WHAT TO PRODUCE
Would you pull out every line of the material that contains the string "施工等各方共同选定"?

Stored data
========================

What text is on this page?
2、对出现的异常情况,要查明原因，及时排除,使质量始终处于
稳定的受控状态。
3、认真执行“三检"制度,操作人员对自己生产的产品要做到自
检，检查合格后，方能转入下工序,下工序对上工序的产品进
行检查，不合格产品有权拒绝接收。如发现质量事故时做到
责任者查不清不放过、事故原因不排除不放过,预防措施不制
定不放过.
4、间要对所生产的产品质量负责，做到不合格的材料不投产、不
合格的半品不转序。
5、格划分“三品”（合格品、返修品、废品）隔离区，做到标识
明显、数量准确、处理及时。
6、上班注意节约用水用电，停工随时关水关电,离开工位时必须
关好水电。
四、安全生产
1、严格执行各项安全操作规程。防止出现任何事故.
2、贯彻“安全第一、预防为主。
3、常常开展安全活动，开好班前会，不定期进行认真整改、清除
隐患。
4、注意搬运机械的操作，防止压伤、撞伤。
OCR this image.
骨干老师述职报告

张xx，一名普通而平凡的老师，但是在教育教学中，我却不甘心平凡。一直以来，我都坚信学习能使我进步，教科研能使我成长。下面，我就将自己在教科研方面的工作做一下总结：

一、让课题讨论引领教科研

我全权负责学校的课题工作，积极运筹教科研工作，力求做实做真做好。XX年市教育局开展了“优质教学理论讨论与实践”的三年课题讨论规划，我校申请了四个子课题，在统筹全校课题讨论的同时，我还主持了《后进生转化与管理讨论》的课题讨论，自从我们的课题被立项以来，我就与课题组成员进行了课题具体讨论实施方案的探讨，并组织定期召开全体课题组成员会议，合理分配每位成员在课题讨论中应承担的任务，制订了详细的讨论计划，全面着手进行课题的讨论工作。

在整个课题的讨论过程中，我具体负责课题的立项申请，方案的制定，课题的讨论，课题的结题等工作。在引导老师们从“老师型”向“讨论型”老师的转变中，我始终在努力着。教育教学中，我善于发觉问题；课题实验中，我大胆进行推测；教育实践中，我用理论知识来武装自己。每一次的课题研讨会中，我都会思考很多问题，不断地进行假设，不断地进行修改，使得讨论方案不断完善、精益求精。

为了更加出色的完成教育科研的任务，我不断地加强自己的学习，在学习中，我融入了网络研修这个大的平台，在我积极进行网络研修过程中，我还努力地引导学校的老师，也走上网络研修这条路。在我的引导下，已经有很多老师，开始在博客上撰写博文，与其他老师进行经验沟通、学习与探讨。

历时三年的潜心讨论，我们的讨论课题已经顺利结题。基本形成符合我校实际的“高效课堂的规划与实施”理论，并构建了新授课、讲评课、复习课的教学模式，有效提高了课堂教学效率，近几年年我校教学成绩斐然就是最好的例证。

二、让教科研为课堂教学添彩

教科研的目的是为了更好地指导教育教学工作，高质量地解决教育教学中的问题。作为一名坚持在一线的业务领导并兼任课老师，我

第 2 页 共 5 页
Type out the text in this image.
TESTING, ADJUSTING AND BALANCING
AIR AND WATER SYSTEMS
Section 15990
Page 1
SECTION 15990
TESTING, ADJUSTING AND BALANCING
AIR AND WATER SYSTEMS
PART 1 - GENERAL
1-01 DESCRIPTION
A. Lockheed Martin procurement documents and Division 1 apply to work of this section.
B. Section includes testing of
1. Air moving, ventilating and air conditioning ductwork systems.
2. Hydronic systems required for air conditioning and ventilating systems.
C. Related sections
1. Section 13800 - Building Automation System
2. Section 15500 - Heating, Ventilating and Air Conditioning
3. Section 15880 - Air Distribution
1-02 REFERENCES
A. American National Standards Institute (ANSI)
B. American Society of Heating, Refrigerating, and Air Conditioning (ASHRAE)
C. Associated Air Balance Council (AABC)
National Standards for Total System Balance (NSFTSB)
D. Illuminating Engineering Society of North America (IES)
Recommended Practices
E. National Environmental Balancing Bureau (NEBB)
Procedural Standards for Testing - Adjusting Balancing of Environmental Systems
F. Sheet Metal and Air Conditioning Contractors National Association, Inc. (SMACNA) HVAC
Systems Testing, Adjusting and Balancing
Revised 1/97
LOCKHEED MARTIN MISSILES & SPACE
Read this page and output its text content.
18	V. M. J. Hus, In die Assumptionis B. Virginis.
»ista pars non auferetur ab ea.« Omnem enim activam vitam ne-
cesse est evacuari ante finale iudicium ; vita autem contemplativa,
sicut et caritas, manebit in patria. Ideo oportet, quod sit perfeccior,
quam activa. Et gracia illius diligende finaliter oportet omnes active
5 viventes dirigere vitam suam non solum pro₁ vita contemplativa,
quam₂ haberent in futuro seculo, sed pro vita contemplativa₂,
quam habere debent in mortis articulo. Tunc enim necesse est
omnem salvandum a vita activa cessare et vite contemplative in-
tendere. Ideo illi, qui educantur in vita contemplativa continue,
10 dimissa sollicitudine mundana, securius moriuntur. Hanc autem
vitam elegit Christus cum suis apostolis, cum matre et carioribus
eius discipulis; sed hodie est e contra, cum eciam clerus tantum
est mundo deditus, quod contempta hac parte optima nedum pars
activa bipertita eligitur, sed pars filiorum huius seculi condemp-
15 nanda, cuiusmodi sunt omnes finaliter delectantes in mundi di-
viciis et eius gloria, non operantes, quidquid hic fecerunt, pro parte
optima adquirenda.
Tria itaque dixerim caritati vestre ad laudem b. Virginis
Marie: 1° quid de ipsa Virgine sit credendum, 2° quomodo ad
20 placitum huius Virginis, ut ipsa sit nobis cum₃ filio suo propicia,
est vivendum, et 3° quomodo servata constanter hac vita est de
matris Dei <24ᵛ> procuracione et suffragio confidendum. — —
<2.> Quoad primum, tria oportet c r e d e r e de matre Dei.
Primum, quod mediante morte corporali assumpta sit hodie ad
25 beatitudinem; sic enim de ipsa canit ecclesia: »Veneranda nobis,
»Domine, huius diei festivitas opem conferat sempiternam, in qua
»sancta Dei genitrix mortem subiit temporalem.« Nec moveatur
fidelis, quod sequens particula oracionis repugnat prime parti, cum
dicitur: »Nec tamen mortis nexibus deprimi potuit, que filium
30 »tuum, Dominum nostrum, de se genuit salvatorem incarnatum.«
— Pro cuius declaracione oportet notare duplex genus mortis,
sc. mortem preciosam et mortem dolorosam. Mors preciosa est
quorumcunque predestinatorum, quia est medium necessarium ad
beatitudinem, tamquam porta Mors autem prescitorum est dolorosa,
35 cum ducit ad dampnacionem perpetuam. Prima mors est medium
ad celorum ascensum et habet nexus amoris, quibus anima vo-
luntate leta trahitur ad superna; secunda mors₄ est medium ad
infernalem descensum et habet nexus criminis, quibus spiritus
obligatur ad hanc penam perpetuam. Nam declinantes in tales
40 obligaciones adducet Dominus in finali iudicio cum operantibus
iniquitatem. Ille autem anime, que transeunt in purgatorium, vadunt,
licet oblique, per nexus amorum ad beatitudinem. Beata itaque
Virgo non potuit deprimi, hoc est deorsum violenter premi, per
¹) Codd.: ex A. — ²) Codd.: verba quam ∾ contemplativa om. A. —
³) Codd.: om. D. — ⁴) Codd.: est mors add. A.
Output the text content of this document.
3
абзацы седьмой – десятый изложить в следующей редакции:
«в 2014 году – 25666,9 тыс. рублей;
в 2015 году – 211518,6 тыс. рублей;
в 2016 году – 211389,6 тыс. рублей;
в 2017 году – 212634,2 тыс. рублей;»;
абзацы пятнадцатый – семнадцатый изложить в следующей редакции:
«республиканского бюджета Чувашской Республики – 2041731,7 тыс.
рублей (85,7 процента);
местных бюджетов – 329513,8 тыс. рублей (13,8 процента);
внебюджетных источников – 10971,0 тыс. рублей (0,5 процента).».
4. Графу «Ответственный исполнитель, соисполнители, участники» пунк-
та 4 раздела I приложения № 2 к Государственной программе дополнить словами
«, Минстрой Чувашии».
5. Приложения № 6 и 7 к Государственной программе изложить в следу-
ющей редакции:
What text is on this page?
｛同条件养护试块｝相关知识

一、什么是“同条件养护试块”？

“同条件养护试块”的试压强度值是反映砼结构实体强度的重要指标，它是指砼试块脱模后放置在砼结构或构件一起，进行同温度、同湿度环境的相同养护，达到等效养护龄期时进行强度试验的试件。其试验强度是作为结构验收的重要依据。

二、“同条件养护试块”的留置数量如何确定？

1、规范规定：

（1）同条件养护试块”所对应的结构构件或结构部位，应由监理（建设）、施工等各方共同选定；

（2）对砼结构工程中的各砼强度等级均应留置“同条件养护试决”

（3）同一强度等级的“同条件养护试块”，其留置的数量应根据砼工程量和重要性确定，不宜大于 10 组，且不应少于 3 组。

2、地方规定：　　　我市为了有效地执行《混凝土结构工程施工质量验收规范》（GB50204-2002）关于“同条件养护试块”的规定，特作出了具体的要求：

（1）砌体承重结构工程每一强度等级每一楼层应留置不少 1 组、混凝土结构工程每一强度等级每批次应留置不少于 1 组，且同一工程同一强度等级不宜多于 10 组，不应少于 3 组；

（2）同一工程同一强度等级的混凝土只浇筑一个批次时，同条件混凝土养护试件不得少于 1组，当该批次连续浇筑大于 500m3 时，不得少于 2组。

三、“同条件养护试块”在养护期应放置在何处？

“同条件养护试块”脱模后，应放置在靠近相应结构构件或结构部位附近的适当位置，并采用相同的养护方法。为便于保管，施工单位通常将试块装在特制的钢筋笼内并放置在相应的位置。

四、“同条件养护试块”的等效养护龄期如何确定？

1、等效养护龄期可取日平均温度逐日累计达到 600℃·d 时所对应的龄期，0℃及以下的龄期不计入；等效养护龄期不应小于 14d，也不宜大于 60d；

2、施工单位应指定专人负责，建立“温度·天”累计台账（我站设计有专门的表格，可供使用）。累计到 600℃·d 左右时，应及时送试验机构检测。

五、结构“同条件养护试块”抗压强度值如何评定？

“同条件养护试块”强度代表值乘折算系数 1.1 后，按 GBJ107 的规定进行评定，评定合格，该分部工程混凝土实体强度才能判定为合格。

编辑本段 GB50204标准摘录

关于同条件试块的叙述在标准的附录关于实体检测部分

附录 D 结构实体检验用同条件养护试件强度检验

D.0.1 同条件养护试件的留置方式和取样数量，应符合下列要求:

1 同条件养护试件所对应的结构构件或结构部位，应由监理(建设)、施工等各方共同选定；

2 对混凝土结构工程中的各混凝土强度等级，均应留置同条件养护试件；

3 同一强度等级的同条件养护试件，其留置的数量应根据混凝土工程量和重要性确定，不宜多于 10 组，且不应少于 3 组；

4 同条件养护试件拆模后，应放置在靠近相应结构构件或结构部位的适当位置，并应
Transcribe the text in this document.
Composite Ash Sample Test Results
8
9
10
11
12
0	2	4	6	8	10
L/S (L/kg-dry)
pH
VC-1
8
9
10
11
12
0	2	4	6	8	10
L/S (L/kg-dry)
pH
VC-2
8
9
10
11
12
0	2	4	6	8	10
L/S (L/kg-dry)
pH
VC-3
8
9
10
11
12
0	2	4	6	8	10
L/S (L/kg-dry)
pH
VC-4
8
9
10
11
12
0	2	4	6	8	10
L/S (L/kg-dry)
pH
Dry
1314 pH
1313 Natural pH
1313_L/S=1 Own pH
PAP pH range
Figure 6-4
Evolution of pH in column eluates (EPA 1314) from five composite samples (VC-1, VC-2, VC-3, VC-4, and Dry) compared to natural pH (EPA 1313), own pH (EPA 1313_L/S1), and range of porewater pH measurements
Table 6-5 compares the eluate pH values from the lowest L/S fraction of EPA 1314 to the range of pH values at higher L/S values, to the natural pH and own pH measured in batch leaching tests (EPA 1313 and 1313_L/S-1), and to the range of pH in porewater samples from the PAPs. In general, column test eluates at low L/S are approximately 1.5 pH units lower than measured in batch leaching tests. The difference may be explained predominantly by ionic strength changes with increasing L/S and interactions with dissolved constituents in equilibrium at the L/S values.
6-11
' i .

========================

ANSWER TO THIS TASK
（1）同条件养护试块”所对应的结构构件或结构部位，应由监理（建设）、施工等各方共同选定；
1 同条件养护试件所对应的结构构件或结构部位，应由监理(建设)、施工等各方共同选定；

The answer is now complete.